» **Set exercise**: Comb through the entries for "place" and pull out each line that holds it.

Data listing start

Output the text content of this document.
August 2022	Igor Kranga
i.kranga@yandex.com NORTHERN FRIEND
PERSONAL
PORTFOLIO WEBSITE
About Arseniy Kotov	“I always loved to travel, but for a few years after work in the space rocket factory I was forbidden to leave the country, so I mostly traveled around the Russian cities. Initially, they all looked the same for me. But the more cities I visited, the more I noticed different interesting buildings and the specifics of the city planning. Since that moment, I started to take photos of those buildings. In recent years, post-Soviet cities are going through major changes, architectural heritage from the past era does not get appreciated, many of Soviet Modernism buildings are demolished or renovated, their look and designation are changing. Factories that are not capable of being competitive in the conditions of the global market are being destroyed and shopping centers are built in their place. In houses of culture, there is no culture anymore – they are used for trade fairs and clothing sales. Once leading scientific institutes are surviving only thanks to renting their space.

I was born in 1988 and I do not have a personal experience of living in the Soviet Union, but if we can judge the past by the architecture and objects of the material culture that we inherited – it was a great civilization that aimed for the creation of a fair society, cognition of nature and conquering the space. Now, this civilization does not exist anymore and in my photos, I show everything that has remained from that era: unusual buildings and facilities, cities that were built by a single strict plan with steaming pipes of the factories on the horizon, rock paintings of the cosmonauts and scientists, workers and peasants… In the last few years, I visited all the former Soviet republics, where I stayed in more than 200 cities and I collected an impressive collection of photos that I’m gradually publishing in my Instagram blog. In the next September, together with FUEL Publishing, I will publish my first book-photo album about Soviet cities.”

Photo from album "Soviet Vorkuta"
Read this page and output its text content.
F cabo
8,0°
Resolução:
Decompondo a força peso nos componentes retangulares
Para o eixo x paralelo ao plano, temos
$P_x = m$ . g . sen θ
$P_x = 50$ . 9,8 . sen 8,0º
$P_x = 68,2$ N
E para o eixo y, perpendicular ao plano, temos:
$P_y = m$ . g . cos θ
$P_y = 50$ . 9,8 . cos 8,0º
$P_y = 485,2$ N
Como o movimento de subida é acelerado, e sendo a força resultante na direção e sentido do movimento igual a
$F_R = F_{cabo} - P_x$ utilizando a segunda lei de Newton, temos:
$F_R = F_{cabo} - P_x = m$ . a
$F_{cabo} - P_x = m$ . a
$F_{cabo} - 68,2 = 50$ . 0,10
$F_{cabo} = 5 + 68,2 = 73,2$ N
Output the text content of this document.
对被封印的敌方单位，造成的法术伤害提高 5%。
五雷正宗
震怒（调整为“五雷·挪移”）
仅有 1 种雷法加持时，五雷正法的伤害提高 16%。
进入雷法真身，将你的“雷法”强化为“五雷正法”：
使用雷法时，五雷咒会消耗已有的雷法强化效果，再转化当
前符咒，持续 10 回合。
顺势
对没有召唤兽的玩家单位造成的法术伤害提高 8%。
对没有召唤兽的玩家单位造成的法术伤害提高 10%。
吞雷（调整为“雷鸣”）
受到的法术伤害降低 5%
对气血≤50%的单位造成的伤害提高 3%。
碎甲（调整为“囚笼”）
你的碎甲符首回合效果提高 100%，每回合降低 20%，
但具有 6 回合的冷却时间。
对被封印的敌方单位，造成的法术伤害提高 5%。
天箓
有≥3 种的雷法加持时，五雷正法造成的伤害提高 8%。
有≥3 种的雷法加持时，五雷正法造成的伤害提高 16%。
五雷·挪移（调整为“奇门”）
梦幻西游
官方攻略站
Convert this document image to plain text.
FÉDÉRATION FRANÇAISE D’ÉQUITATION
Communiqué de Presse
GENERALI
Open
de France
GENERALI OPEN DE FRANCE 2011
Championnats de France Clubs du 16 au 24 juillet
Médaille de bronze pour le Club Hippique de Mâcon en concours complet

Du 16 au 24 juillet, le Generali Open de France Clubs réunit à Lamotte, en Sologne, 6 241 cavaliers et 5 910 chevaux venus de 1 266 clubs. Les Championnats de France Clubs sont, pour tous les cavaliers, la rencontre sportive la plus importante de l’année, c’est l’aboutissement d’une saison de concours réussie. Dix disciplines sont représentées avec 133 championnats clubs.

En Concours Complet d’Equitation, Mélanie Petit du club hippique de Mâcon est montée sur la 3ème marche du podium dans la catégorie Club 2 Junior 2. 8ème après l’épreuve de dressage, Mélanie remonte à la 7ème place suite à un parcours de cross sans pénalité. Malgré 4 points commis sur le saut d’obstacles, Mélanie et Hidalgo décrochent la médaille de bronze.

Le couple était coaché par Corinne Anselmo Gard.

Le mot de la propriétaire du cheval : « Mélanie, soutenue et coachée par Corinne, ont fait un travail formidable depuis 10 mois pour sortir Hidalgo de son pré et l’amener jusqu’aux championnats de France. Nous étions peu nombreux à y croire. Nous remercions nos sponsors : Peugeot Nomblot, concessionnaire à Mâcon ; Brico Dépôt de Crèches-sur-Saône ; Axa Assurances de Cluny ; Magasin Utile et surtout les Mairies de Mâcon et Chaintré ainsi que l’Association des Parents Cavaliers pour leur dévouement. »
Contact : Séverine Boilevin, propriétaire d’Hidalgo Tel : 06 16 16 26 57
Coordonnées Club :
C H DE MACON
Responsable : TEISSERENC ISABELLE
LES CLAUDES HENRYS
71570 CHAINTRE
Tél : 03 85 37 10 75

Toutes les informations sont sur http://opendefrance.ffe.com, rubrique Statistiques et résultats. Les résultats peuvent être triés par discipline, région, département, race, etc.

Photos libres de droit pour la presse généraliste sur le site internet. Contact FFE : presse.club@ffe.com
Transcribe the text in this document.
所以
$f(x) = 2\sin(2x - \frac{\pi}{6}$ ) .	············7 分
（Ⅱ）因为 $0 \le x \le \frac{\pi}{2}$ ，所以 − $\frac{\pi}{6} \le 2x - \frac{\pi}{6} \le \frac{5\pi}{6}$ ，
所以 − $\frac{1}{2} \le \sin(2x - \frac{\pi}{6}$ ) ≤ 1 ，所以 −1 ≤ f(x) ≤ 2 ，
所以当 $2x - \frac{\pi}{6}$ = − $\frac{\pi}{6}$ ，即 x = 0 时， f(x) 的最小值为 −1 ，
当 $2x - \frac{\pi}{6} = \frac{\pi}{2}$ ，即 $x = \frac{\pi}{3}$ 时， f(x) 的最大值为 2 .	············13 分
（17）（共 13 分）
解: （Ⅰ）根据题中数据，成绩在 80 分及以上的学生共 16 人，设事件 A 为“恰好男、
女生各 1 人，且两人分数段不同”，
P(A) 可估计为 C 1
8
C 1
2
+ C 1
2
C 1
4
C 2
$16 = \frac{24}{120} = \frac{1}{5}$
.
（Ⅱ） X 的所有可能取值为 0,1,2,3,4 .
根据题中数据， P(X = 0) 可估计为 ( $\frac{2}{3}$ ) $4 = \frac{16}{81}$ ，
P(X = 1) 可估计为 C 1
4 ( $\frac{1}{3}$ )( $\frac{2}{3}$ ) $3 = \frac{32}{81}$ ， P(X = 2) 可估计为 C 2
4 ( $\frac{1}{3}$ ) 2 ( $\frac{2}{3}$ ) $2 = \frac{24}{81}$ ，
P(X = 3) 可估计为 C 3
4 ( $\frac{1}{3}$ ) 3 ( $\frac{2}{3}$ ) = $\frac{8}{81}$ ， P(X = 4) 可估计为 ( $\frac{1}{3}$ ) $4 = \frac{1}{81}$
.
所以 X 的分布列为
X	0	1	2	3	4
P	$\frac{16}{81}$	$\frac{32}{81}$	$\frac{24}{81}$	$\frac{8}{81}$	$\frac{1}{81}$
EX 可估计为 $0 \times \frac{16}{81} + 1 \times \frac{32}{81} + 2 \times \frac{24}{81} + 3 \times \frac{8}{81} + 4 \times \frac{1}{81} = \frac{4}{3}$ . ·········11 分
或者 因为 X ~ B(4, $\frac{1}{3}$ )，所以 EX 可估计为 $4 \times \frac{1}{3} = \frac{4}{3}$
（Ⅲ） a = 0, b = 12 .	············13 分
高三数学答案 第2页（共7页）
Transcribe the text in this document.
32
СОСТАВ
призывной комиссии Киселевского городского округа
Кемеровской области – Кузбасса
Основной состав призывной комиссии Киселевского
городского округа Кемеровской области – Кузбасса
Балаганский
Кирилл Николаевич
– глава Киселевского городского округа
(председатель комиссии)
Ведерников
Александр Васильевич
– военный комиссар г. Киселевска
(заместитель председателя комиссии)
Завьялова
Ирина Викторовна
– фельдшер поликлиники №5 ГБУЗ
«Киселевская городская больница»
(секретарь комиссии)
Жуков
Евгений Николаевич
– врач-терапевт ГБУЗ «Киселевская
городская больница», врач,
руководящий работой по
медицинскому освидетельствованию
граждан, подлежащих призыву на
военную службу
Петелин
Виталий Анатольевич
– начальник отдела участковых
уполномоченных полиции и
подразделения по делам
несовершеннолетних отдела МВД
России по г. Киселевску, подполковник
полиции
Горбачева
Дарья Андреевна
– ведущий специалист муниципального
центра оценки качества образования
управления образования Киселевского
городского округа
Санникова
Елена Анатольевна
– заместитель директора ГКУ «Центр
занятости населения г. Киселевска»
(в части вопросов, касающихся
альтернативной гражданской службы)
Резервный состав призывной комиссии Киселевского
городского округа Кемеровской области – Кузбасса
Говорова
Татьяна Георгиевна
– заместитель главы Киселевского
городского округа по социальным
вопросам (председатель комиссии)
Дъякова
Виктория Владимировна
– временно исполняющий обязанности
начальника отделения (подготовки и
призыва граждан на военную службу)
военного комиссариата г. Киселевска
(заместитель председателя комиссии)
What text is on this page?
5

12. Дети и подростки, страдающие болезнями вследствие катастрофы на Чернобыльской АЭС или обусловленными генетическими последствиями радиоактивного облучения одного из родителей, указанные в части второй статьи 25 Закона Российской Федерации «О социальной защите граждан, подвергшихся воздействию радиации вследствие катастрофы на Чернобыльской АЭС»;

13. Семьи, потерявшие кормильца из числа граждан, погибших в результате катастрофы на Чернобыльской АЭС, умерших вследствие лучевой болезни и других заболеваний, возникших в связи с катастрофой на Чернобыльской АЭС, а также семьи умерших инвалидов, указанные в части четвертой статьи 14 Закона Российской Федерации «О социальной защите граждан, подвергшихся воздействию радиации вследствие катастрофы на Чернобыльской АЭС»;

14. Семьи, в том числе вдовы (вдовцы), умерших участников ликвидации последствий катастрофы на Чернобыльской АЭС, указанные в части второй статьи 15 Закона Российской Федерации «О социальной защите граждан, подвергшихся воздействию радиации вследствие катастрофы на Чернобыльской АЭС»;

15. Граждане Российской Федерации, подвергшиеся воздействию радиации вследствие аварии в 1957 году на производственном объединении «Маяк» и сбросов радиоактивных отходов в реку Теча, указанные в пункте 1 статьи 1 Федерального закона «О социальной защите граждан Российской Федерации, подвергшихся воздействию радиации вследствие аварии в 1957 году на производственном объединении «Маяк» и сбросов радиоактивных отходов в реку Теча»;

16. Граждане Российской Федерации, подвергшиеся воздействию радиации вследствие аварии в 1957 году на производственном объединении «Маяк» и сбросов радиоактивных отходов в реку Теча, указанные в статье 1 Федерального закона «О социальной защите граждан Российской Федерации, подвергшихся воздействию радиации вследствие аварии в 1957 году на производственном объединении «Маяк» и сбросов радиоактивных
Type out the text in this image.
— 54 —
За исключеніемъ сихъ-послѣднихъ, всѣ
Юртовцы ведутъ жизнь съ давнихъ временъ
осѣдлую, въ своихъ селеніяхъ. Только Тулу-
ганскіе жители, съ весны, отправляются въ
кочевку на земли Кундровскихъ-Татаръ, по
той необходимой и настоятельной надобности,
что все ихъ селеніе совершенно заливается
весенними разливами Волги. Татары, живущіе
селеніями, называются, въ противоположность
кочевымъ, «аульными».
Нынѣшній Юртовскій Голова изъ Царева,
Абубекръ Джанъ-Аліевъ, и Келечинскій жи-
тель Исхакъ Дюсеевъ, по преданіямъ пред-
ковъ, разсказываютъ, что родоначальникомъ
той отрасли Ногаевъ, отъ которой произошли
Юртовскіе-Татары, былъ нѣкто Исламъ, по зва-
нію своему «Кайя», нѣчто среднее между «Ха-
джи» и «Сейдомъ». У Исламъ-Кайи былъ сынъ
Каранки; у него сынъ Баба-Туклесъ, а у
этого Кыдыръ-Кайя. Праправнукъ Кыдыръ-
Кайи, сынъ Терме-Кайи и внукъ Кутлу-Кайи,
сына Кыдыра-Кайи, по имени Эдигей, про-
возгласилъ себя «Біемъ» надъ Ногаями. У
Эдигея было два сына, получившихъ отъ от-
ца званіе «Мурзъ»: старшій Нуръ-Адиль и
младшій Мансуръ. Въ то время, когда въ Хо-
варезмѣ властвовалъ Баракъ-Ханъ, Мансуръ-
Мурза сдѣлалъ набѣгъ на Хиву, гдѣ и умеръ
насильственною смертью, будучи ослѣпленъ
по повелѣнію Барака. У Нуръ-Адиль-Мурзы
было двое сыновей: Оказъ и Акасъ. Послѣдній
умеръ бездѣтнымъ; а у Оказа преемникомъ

Data listing end

» **Response below**:
About Arseniy Kotov	“I always loved to travel, but for a few years after work in the space rocket factory I was forbidden to leave the country, so I mostly traveled around the Russian cities. Initially, they all looked the same for me. But the more cities I visited, the more I noticed different interesting buildings and the specifics of the city planning. Since that moment, I started to take photos of those buildings. In recent years, post-Soviet cities are going through major changes, architectural heritage from the past era does not get appreciated, many of Soviet Modernism buildings are demolished or renovated, their look and designation are changing. Factories that are not capable of being competitive in the conditions of the global market are being destroyed and shopping centers are built in their place. In houses of culture, there is no culture anymore – they are used for trade fairs and clothing sales. Once leading scientific institutes are surviving only thanks to renting their space.
En Concours Complet d’Equitation, Mélanie Petit du club hippique de Mâcon est montée sur la 3ème marche du podium dans la catégorie Club 2 Junior 2. 8ème après l’épreuve de dressage, Mélanie remonte à la 7ème place suite à un parcours de cross sans pénalité. Malgré 4 points commis sur le saut d’obstacles, Mélanie et Hidalgo décrochent la médaille de bronze.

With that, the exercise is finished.